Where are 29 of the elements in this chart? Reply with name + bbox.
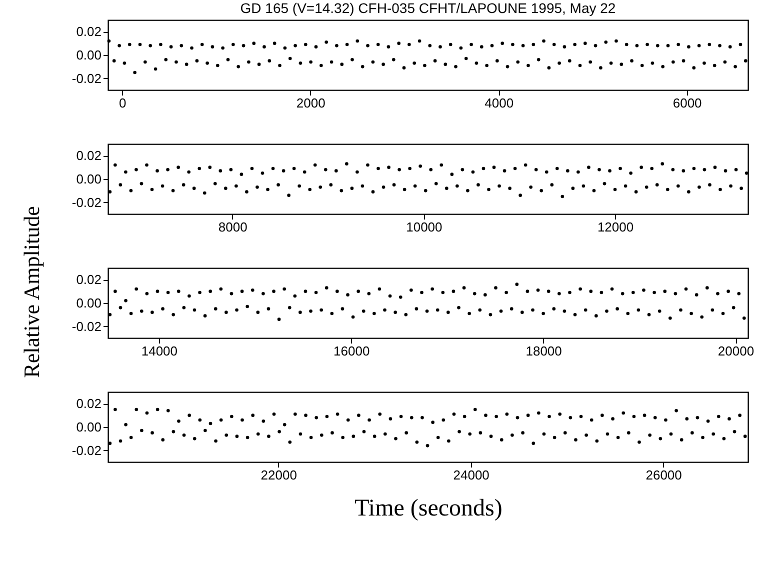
x-tick-label: 18000 xyxy=(526,344,562,358)
y-tick-label: 0.02 xyxy=(76,24,102,40)
x-tick-label: 4000 xyxy=(484,96,514,110)
x-tick-label: 8000 xyxy=(218,220,248,234)
x-axis-title: Time (seconds) xyxy=(354,496,502,522)
x-tick-label: 14000 xyxy=(141,344,178,358)
x-tick-label: 20000 xyxy=(718,344,754,358)
y-tick-label: -0.02 xyxy=(72,194,102,210)
y-tick-label: 0.00 xyxy=(76,296,102,310)
x-tick-label: 26000 xyxy=(646,468,682,482)
x-tick-label: 12000 xyxy=(597,220,634,234)
y-tick-label: 0.00 xyxy=(76,420,102,434)
x-tick-label: 0 xyxy=(119,96,126,110)
y-axis-title: Relative Amplitude xyxy=(19,206,45,378)
y-tick-label: -0.02 xyxy=(72,318,102,334)
y-tick-label: -0.02 xyxy=(72,442,102,458)
y-tick-label: 0.00 xyxy=(76,172,102,186)
y-tick-label: 0.00 xyxy=(76,48,102,62)
x-tick-label: 10000 xyxy=(406,220,442,234)
chart-title: GD 165 (V=14.32) CFH-035 CFHT/LAPOUNE 1995, May 22 xyxy=(240,0,616,16)
x-tick-label: 24000 xyxy=(453,468,490,482)
x-tick-label: 22000 xyxy=(260,468,297,482)
y-tick-label: -0.02 xyxy=(72,70,102,86)
x-tick-label: 6000 xyxy=(672,96,702,110)
y-tick-label: 0.02 xyxy=(76,148,102,164)
x-tick-label: 16000 xyxy=(334,344,370,358)
x-tick-label: 2000 xyxy=(296,96,326,110)
y-tick-label: 0.02 xyxy=(76,396,102,412)
y-tick-label: 0.02 xyxy=(76,272,102,288)
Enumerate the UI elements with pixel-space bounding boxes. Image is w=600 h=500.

> [TASK TO COMPLETE] Copy the rows from the line containing "x-tick-label: 18000 xyxy=(526,344,562,358)" up to and including the line containing "y-tick-label: 0.00 xyxy=(76,296,102,310)", keeping each line unchanged.

> [RESPONSE]
x-tick-label: 18000 xyxy=(526,344,562,358)
y-tick-label: 0.02 xyxy=(76,24,102,40)
x-tick-label: 4000 xyxy=(484,96,514,110)
x-tick-label: 8000 xyxy=(218,220,248,234)
x-axis-title: Time (seconds) xyxy=(354,496,502,522)
x-tick-label: 14000 xyxy=(141,344,178,358)
x-tick-label: 20000 xyxy=(718,344,754,358)
y-tick-label: -0.02 xyxy=(72,194,102,210)
y-tick-label: 0.00 xyxy=(76,296,102,310)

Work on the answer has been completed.